# EXTRACT TO READ:
View Full Version : FORD 60 Rear
starlifter
07-18-2006, 04:41 PM
OK, I was looking for an rear end upgrade for one of my 86 - 88 NT GWs. I primary intend to use the vechicle 60% towing, and 40% off road. Off road consisting of trails with big mud holes some stumps, cut trees etc. Basically, getting into the southern swamp areas for fishing & hunting. I found in a salvage yard Dana 60 rear from an 88 Ford E-350 which is a FULL FLOAT rear according to the numbers on the axle (605355 BOM nunber). I ruffely measured it to about 64 3/4 inch wide. The ID tag is missing so I don't know the gear ratio however, it was a delivery van with an inline six so I assume it was a street gear. My question is: is this a good upgrade for my Jeep? Knowing the extra width what problems will I run into? I can get it for $50 ( plus my sweat removal rate). Pour it on me guys!
JeepsAndGuns
07-18-2006, 05:51 PM
You might want to double check and make sure its a D60 and not a D61. The D61 has a pinion that is offset more to allow higher gears to be insalled (like 3.07's) where a regular D60 the highest raito you can use is 3.54 If you want to run 4.10's or 4.56's you will need a custom ring gear spacer to make them work.
Stuka
07-18-2006, 05:54 PM
Being its an E350, it may also be one of the wider versions of the axle, so make sure its not one of the 70" WMS axles. You will want a ~67" version which is the normal pickup width. Then you will need a wider 8 lug axle for the front.
starlifter
07-18-2006, 06:27 PM
NEW INFO!! Went back to the yard and now I believe it's a Full Float Dana 60 from an 1988 E-350 with a GVWR of 7200. I used this web site to help identify http://www.therangerstation.com/tech_library/Dana_BOM_numbers.html
Using the BOM data the rear end matched up to the 88 Dana 60 with the build date of 1986 and it has the hubs protruding about 3 - 4 inches from the hub. No Gear ratio Tag attached but a delvery van with a 6 cyl engine tells me 70 - 80 MPH ,so a low number. I roughly measured it hub to hub as 64 3/4. What work will be required to install in a late 80s NT GW?
Stuka
07-18-2006, 06:54 PM
if it is 64" sounds really narrow, but no big deal. You will need to move the spring perches on the axle. And be sure to measure the distance between the backing plates to make sure it will clear your leaf springs. It should clear fine, but its best to check.
starlifter
07-18-2006, 07:53 PM
Thanks Stuka, moving spring perches is no problem. This 4 X 4 stuff is always a learning exerience!
Slick Willie
07-18-2006, 08:20 PM
If you take the diff cover off, there should be a **-** number printed on the ring gear. Or you could count the splines on the ring gear and divide by the splines on the pinion gear. That'll give you the gears. ex. 43-13 = (43/13) = 3.31's
It sounds like a good find.

# RECORDED INFORMATION:
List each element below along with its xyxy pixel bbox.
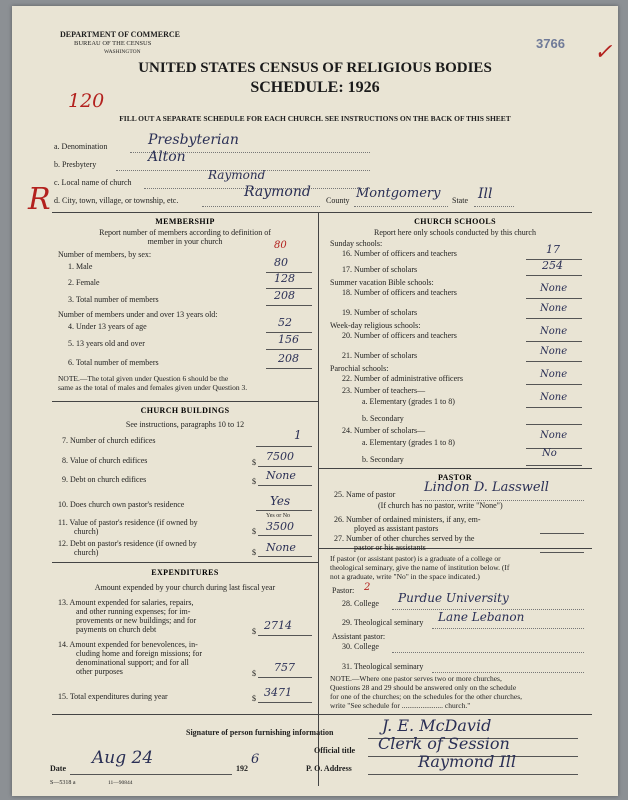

# WHAT IS ASKED:
A) From the Dana 60 axle thread above, extract the part that opens with the words containing "View Full Version" and closes with "on me guys!".
B) In the Dana 60 axle thread, why is the buyer advised to make sure the axle is a D60 and not a D61?
C) Please continue the Dana 60 axle thread from where it stops.

# ANSWERS PROVIDED:
A)
View Full Version : FORD 60 Rear
starlifter
07-18-2006, 04:41 PM
OK, I was looking for an rear end upgrade for one of my 86 - 88 NT GWs. I primary intend to use the vechicle 60% towing, and 40% off road. Off road consisting of trails with big mud holes some stumps, cut trees etc. Basically, getting into the southern swamp areas for fishing & hunting. I found in a salvage yard Dana 60 rear from an 88 Ford E-350 which is a FULL FLOAT rear according to the numbers on the axle (605355 BOM nunber). I ruffely measured it to about 64 3/4 inch wide. The ID tag is missing so I don't know the gear ratio however, it was a delivery van with an inline six so I assume it was a street gear. My question is: is this a good upgrade for my Jeep? Knowing the extra width what problems will I run into? I can get it for $50 ( plus my sweat removal rate). Pour it on me guys!

B) The D61 has a pinion offset more to allow higher gears, such as 3.07's, to be installed. On a regular D60, the highest ratio that can be used is 3.54.

C)
starlifter
07-18-2006, 09:32 PM
Thanks all. Now, I need to find an eight bolt front end or at least hubs to complete the package..Oh one more question. Does the front and rear axles be the excact same gear ratio or within a few numbers i.e. 4:10 & 4:11?
Slick Willie
07-18-2006, 10:20 PM
They do need to be the same numbers. 4.10's and 4.11's are the same. Some call them 4.10's, some call them 4.11's. Depends on the manufacturer. But you won't tell any difference at all 4hi or 4lo.
J20 Good Humor
07-18-2006, 11:23 PM
Being it is a 1 ton van and has a 6 cyl. in it, I think the odds are in your favor that you will have 3.7's or 4.10's in that diff.
Stuka
07-19-2006, 12:09 AM
The difference from 4.09/4.10/4.11 is because of the size of the R&P. The gearing isnt always exactly the same because these variables are changing.
scotty
07-19-2006, 05:29 AM
hmmm,a dana 60 in an 88 E350? id have thot it to be a sterling that late inthe 80s...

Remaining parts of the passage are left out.